= DIRECTIONS FOR THIS TASK =
Put every line of the listing below into a JSON list of strings, one string per line, with blank lines left out.

%%

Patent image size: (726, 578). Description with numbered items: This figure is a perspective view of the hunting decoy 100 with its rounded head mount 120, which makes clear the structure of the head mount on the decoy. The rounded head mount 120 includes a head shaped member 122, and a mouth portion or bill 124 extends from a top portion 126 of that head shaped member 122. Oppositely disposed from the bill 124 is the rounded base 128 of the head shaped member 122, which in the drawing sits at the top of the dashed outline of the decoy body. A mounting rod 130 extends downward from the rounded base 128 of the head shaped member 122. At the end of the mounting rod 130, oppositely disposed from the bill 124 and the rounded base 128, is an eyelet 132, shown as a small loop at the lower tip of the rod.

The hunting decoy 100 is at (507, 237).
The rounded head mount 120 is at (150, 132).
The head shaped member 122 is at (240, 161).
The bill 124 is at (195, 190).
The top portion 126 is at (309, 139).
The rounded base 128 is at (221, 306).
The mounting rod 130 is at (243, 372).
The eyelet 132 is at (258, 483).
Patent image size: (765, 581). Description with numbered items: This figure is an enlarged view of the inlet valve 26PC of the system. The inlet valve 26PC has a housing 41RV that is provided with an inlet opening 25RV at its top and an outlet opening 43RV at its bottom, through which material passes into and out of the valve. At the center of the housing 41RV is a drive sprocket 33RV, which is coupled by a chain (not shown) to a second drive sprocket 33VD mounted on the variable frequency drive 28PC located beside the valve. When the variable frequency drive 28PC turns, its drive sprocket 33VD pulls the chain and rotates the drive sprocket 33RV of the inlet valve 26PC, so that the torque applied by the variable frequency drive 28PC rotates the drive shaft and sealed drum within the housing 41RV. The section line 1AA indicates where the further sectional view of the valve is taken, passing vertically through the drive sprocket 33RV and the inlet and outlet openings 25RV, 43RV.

%%

= SOLUTION TO THE EXERCISE =
[
  "Patent image size: (726, 578). Description with numbered items: This figure is a perspective view of the hunting decoy 100 with its rounded head mount 120, which makes clear the structure of the head mount on the decoy. The rounded head mount 120 includes a head shaped member 122, and a mouth portion or bill 124 extends from a top portion 126 of that head shaped member 122. Oppositely disposed from the bill 124 is the rounded base 128 of the head shaped member 122, which in the drawing sits at the top of the dashed outline of the decoy body. A mounting rod 130 extends downward from the rounded base 128 of the head shaped member 122. At the end of the mounting rod 130, oppositely disposed from the bill 124 and the rounded base 128, is an eyelet 132, shown as a small loop at the lower tip of the rod.",
  "The hunting decoy 100 is at (507, 237).",
  "The rounded head mount 120 is at (150, 132).",
  "The head shaped member 122 is at (240, 161).",
  "The bill 124 is at (195, 190).",
  "The top portion 126 is at (309, 139).",
  "The rounded base 128 is at (221, 306).",
  "The mounting rod 130 is at (243, 372).",
  "The eyelet 132 is at (258, 483).",
  "Patent image size: (765, 581). Description with numbered items: This figure is an enlarged view of the inlet valve 26PC of the system. The inlet valve 26PC has a housing 41RV that is provided with an inlet opening 25RV at its top and an outlet opening 43RV at its bottom, through which material passes into and out of the valve. At the center of the housing 41RV is a drive sprocket 33RV, which is coupled by a chain (not shown) to a second drive sprocket 33VD mounted on the variable frequency drive 28PC located beside the valve. When the variable frequency drive 28PC turns, its drive sprocket 33VD pulls the chain and rotates the drive sprocket 33RV of the inlet valve 26PC, so that the torque applied by the variable frequency drive 28PC rotates the drive shaft and sealed drum within the housing 41RV. The section line 1AA indicates where the further sectional view of the valve is taken, passing vertically through the drive sprocket 33RV and the inlet and outlet openings 25RV, 43RV."
]